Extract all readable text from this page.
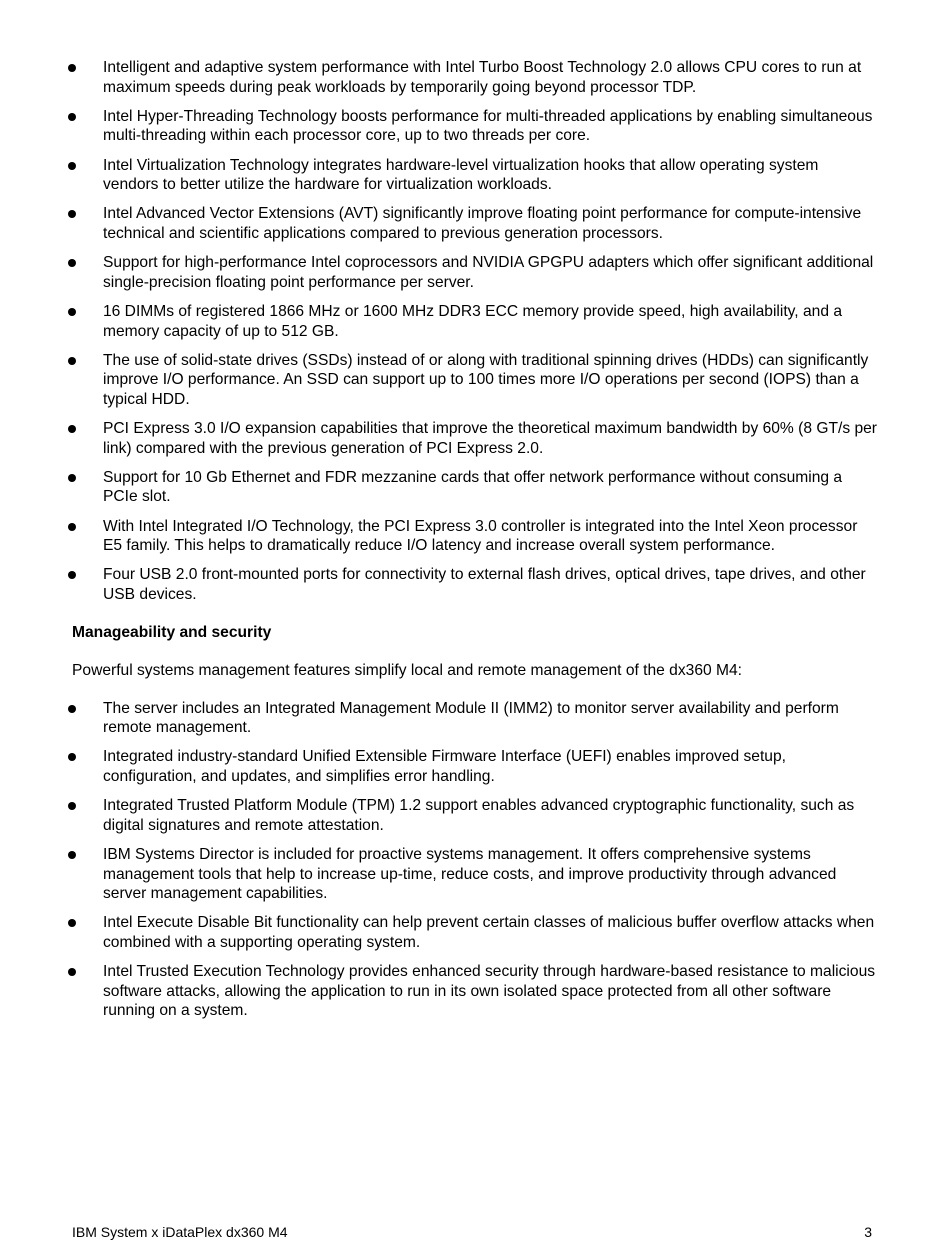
Intelligent and adaptive system performance with Intel Turbo Boost Technology 2.0 allows CPU cores to run at maximum speeds during peak workloads by temporarily going beyond processor TDP.
Intel Hyper-Threading Technology boosts performance for multi-threaded applications by enabling simultaneous multi-threading within each processor core, up to two threads per core.
Intel Virtualization Technology integrates hardware-level virtualization hooks that allow operating system vendors to better utilize the hardware for virtualization workloads.
Intel Advanced Vector Extensions (AVT) significantly improve floating point performance for compute-intensive technical and scientific applications compared to previous generation processors.
Support for high-performance Intel coprocessors and NVIDIA GPGPU adapters which offer significant additional single-precision floating point performance per server.
16 DIMMs of registered 1866 MHz or 1600 MHz DDR3 ECC memory provide speed, high availability, and a memory capacity of up to 512 GB.
The use of solid-state drives (SSDs) instead of or along with traditional spinning drives (HDDs) can significantly improve I/O performance. An SSD can support up to 100 times more I/O operations per second (IOPS) than a typical HDD.
PCI Express 3.0 I/O expansion capabilities that improve the theoretical maximum bandwidth by 60% (8 GT/s per link) compared with the previous generation of PCI Express 2.0.
Support for 10 Gb Ethernet and FDR mezzanine cards that offer network performance without consuming a PCIe slot.
With Intel Integrated I/O Technology, the PCI Express 3.0 controller is integrated into the Intel Xeon processor E5 family. This helps to dramatically reduce I/O latency and increase overall system performance.
Four USB 2.0 front-mounted ports for connectivity to external flash drives, optical drives, tape drives, and other USB devices.
Manageability and security
Powerful systems management features simplify local and remote management of the dx360 M4:
The server includes an Integrated Management Module II (IMM2) to monitor server availability and perform remote management.
Integrated industry-standard Unified Extensible Firmware Interface (UEFI) enables improved setup, configuration, and updates, and simplifies error handling.
Integrated Trusted Platform Module (TPM) 1.2 support enables advanced cryptographic functionality, such as digital signatures and remote attestation.
IBM Systems Director is included for proactive systems management. It offers comprehensive systems management tools that help to increase up-time, reduce costs, and improve productivity through advanced server management capabilities.
Intel Execute Disable Bit functionality can help prevent certain classes of malicious buffer overflow attacks when combined with a supporting operating system.
Intel Trusted Execution Technology provides enhanced security through hardware-based resistance to malicious software attacks, allowing the application to run in its own isolated space protected from all other software running on a system.
IBM System x iDataPlex dx360 M4	3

■ ■ ■

▶ _Task goal_
Write down every line of the data above that includes the string "increase".

▶ _Correct answer_
With Intel Integrated I/O Technology, the PCI Express 3.0 controller is integrated into the Intel Xeon processor E5 family. This helps to dramatically reduce I/O latency and increase overall system performance.
IBM Systems Director is included for proactive systems management. It offers comprehensive systems management tools that help to increase up-time, reduce costs, and improve productivity through advanced server management capabilities.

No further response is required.